• _Requirement_
Look through the data below. Collect every line where the word "this" occurs.

• _Rows_
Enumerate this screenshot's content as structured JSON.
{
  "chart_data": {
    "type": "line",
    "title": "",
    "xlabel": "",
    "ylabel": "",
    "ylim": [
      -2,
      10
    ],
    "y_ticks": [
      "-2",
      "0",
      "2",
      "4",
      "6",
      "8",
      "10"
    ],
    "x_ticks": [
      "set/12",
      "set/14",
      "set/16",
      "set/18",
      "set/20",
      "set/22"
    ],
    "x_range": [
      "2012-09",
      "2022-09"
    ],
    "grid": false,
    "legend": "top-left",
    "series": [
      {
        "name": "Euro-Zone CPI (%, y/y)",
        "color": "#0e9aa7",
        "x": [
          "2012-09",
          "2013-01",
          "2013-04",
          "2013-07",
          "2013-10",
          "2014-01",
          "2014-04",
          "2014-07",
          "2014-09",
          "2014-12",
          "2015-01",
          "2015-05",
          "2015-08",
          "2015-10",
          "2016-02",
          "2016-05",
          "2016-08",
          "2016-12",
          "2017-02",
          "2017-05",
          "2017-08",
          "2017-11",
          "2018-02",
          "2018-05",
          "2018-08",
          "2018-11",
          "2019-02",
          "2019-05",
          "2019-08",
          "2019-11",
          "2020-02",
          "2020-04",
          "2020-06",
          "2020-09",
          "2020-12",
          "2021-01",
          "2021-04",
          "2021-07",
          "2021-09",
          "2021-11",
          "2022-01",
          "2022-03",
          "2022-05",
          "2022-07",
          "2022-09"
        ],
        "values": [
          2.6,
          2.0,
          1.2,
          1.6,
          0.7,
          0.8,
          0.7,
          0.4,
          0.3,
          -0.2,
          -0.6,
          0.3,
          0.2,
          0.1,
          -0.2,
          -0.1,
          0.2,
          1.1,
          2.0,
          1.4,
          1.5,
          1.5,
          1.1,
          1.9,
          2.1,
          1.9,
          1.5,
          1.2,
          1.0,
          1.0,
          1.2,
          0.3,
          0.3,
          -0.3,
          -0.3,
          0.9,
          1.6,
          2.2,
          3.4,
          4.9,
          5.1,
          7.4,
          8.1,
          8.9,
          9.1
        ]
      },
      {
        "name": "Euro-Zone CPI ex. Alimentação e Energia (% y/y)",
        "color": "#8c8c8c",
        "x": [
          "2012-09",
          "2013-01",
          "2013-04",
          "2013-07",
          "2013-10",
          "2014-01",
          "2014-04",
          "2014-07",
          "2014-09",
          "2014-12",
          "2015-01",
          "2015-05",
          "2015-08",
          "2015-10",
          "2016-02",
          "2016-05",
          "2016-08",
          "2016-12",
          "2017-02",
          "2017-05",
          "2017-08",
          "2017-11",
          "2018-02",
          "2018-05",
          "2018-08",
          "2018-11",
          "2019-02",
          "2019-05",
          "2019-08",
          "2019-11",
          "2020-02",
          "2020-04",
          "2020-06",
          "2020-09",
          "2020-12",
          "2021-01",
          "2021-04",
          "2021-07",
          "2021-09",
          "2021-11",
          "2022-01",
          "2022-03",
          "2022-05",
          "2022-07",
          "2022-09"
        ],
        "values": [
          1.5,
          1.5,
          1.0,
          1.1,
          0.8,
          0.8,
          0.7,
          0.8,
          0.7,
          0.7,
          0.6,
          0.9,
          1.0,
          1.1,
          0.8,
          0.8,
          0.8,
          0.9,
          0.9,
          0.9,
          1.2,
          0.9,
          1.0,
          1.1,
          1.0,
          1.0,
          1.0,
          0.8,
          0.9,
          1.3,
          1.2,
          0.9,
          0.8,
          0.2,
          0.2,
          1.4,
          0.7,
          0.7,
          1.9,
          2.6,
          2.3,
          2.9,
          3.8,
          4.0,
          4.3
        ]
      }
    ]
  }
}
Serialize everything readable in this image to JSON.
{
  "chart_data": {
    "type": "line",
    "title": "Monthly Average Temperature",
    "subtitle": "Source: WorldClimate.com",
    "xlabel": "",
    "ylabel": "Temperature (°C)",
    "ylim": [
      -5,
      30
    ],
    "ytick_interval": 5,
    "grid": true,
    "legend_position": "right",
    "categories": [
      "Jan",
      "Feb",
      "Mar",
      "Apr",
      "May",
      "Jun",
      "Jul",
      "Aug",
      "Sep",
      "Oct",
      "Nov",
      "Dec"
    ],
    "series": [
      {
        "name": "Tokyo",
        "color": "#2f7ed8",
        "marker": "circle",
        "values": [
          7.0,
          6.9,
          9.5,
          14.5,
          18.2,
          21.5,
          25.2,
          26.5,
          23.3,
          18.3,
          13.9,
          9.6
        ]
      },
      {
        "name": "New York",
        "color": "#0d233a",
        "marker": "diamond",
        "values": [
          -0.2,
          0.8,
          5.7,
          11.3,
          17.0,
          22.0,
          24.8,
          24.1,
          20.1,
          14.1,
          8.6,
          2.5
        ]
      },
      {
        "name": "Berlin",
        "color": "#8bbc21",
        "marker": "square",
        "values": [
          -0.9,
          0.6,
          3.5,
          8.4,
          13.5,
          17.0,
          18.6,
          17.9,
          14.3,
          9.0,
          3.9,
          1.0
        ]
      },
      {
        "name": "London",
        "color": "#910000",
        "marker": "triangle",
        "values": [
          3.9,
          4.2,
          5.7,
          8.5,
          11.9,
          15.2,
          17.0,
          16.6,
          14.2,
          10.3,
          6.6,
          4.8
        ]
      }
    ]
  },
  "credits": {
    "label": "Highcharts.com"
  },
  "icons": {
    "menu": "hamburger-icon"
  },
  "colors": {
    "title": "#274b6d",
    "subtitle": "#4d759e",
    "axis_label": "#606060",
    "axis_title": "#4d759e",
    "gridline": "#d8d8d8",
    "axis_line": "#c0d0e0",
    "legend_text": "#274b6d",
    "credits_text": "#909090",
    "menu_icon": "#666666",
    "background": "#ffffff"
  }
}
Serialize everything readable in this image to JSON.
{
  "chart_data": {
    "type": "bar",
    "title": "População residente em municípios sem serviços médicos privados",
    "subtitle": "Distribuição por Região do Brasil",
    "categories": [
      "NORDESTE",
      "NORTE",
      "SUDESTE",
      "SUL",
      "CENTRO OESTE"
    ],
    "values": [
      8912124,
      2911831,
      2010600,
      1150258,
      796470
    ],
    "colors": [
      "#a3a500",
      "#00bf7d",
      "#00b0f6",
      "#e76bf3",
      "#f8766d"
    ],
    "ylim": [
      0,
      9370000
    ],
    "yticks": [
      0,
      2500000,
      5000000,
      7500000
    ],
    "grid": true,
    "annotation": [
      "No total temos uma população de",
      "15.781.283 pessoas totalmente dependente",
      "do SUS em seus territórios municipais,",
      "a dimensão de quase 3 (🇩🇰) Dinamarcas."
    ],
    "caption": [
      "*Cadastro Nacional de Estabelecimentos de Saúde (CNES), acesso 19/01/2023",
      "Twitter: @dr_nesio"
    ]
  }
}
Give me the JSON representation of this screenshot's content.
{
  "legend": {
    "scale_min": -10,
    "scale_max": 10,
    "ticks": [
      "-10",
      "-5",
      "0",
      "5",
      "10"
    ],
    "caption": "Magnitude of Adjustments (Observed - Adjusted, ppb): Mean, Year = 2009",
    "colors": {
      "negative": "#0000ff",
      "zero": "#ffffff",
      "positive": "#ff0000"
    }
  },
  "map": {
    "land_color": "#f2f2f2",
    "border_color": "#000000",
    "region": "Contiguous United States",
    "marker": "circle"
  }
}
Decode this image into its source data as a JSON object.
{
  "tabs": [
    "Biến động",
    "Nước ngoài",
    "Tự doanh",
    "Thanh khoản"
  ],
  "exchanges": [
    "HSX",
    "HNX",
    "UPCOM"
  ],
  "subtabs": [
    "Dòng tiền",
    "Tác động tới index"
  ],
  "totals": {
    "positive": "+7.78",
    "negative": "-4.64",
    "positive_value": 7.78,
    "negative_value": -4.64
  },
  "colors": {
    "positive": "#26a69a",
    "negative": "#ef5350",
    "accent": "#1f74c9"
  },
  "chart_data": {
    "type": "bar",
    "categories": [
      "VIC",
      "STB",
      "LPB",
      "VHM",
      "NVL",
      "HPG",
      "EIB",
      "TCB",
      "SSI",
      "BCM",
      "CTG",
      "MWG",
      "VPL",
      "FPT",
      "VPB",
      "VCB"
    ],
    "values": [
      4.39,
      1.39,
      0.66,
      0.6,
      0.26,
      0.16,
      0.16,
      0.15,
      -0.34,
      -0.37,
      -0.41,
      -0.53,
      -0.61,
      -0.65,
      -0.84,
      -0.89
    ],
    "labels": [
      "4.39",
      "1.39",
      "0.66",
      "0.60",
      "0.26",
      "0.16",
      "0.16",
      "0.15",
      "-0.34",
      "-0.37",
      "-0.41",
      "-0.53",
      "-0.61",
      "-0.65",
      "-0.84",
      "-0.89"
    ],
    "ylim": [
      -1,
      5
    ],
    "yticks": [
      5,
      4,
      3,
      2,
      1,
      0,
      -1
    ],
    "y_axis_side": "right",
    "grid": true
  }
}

• _Full answer_
Enumerate this screenshot's content as structured JSON.
Serialize everything readable in this image to JSON.
Serialize everything readable in this image to JSON.
Give me the JSON representation of this screenshot's content.
Decode this image into its source data as a JSON object.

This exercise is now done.